SUPPLIED RECORDS:

====

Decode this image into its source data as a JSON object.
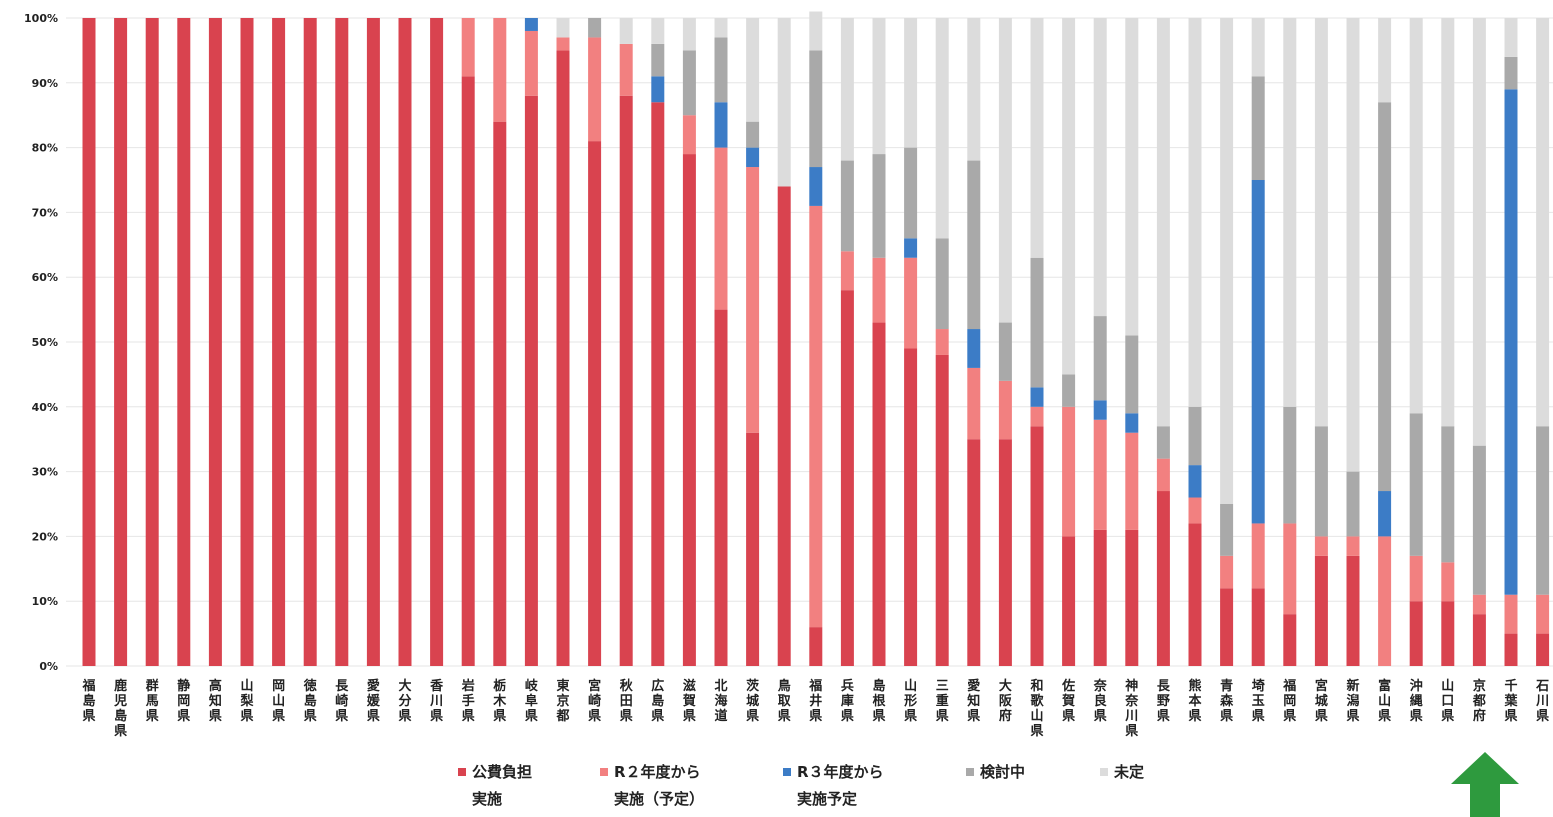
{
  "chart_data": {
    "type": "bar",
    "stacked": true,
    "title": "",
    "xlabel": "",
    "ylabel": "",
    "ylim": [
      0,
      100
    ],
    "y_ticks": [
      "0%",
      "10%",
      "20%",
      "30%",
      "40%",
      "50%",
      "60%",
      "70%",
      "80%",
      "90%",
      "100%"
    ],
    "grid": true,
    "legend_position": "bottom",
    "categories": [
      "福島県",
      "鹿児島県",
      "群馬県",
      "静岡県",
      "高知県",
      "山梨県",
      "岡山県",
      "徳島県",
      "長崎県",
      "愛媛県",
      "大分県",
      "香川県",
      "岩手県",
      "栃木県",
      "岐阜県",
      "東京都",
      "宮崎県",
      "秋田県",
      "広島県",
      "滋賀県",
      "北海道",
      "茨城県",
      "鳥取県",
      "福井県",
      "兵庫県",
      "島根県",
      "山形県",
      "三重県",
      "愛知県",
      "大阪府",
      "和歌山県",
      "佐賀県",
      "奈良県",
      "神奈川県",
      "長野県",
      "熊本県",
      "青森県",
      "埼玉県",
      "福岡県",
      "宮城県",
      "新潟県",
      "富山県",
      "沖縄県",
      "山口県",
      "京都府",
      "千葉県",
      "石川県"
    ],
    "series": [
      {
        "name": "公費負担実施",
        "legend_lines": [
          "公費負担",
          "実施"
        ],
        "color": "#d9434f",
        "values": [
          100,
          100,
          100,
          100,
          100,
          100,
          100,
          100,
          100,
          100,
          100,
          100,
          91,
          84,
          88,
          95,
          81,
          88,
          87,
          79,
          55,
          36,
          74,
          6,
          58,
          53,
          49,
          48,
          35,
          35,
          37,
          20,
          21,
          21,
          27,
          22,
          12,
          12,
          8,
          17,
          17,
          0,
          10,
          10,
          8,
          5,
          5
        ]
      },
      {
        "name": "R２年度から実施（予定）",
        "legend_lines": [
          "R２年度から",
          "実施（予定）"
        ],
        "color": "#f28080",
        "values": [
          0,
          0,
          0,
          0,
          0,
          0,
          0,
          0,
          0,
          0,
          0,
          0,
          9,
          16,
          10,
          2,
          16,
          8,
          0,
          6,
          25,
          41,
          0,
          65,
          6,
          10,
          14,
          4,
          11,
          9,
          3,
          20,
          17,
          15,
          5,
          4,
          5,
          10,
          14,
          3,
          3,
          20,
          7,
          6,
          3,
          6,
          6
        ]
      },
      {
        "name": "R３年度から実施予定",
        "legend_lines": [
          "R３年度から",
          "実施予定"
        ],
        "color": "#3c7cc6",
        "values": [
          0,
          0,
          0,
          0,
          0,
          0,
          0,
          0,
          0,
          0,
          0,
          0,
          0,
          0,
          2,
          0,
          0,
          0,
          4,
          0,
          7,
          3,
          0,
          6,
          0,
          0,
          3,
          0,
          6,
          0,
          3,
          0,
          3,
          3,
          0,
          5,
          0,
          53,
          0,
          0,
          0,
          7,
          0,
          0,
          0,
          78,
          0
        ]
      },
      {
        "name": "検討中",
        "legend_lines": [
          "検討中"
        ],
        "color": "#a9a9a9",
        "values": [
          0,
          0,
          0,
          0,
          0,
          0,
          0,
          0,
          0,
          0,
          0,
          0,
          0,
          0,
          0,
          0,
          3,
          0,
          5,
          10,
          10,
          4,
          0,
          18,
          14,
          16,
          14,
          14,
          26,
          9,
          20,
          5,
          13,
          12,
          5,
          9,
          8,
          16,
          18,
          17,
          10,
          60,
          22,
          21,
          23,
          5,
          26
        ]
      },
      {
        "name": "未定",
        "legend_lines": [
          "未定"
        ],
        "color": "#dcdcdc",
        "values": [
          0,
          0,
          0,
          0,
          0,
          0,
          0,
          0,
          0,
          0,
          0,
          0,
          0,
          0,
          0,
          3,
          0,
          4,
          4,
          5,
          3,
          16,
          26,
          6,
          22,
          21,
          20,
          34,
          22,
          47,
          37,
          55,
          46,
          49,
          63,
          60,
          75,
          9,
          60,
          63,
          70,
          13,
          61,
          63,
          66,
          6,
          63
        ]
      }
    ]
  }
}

====

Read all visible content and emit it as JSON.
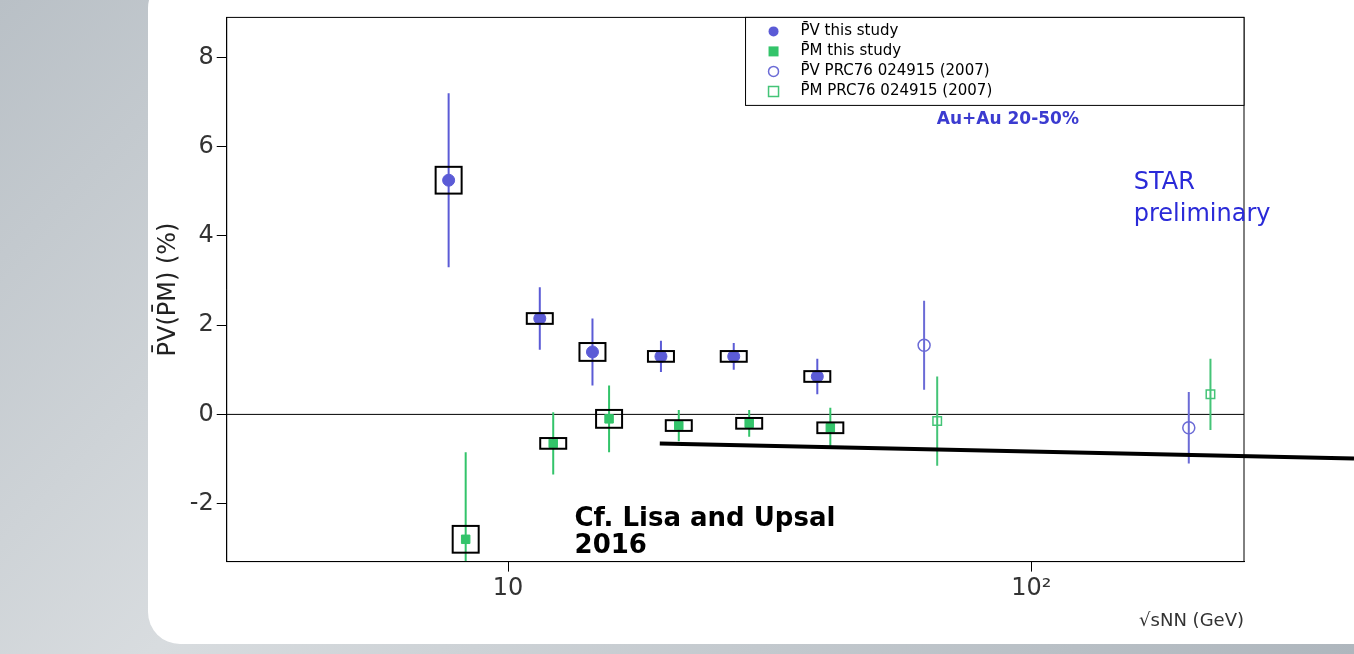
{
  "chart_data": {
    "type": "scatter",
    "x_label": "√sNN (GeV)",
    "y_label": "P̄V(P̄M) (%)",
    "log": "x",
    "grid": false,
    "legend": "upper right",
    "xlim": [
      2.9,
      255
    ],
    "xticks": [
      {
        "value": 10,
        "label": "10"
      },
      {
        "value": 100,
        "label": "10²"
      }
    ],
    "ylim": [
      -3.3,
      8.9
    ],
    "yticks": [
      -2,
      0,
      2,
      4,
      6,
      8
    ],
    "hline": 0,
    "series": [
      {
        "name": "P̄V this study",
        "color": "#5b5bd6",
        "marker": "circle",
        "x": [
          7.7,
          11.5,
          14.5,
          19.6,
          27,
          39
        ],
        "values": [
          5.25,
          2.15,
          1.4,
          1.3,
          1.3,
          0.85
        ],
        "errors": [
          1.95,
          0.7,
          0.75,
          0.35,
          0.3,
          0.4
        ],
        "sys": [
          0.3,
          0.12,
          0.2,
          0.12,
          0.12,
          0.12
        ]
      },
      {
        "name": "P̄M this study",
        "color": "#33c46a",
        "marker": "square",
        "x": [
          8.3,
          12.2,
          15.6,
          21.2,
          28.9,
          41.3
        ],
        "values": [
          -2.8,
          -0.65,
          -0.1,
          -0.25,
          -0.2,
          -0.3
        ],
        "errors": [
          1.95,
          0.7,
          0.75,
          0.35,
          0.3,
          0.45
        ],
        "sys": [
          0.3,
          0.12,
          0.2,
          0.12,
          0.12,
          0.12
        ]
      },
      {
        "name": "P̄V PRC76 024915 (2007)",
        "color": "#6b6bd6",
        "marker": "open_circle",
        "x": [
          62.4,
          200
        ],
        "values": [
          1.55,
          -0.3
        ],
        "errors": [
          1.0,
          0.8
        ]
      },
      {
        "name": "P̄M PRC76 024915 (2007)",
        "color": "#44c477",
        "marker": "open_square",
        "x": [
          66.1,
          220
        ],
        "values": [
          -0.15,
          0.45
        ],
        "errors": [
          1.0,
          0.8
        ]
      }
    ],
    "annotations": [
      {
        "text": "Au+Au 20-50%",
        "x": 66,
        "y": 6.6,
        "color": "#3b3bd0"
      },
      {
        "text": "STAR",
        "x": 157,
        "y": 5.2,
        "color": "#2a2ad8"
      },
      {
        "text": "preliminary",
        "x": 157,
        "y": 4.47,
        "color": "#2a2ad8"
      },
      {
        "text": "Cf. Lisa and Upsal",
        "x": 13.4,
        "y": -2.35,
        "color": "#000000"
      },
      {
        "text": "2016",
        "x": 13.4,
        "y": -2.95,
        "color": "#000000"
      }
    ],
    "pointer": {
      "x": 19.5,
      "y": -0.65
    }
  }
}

====

DO THIS:
Some lines of the data above may hold the word "text"; report how many do, and nothing else.

CORRECT ANSWER:
5